** WHAT IS BEING ASKED **
Below are records; count the lines in them that hold "chevron" and give only the count.

** EXTRACTED INFORMATION **
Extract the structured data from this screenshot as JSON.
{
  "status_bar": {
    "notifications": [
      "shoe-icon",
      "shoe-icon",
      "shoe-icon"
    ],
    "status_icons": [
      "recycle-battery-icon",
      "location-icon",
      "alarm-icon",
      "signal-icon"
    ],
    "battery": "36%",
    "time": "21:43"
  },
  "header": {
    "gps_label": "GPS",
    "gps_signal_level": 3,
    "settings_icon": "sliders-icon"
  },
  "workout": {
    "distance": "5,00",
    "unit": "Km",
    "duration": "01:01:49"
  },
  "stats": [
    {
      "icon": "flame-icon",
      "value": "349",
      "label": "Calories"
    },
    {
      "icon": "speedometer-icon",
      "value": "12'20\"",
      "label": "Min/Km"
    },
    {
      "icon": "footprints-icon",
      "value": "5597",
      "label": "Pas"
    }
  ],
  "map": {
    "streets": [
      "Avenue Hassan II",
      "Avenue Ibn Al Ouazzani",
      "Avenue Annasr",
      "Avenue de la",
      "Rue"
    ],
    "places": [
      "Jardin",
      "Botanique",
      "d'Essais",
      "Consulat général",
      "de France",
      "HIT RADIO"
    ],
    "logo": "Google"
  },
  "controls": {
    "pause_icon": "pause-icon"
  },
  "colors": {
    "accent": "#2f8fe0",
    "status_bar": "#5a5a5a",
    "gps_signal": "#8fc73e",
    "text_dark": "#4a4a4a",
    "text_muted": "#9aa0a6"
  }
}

--

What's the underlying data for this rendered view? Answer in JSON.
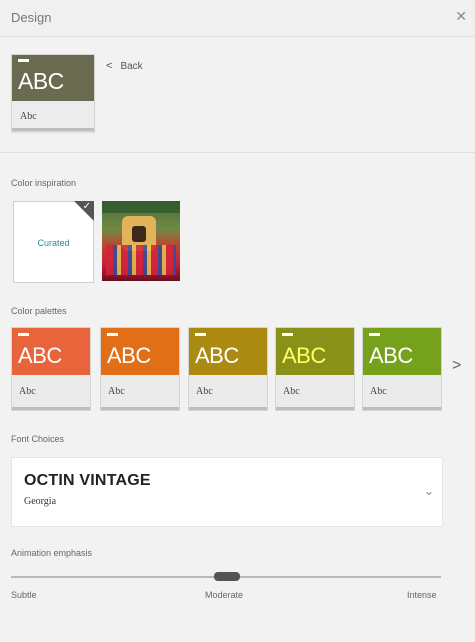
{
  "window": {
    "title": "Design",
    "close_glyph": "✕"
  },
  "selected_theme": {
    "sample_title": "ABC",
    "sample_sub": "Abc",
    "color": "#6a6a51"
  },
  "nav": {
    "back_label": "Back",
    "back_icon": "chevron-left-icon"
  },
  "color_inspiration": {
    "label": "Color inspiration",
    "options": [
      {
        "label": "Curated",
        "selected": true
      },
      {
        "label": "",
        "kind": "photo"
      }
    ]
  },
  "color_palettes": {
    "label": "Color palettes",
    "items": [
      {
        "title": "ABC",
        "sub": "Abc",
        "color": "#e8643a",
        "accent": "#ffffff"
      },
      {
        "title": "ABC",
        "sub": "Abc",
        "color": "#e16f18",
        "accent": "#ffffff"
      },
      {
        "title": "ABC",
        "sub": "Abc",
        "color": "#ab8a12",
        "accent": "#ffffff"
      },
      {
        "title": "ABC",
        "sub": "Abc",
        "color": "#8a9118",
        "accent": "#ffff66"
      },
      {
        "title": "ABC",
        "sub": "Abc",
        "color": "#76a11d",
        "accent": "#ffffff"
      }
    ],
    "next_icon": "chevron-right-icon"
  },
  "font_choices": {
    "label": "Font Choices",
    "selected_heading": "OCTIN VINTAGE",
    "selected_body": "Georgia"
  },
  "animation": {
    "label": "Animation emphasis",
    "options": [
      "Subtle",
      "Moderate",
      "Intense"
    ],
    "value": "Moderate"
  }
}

---

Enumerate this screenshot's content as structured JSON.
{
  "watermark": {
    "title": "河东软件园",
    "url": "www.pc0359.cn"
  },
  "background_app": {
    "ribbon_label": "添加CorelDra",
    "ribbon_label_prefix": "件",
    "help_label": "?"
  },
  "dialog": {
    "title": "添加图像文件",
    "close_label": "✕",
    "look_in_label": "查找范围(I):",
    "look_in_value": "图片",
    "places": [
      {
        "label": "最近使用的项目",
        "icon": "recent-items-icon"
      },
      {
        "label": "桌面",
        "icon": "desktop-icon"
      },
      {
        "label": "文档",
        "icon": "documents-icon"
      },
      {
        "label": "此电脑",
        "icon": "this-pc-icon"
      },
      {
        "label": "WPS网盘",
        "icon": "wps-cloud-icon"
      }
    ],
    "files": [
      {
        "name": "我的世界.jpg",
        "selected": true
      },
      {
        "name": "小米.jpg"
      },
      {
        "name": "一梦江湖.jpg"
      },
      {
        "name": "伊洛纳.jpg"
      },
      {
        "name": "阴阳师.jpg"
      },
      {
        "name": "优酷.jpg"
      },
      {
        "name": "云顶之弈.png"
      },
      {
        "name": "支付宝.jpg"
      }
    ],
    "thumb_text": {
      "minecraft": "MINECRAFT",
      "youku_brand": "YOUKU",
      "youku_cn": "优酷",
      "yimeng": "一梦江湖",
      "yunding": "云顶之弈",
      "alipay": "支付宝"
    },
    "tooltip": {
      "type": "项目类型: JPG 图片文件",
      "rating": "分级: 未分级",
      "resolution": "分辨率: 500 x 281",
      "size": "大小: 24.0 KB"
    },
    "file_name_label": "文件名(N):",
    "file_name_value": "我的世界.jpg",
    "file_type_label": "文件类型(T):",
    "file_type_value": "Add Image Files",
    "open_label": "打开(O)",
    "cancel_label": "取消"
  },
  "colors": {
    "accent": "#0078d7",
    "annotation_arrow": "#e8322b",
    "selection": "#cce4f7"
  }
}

** SOLUTION **
2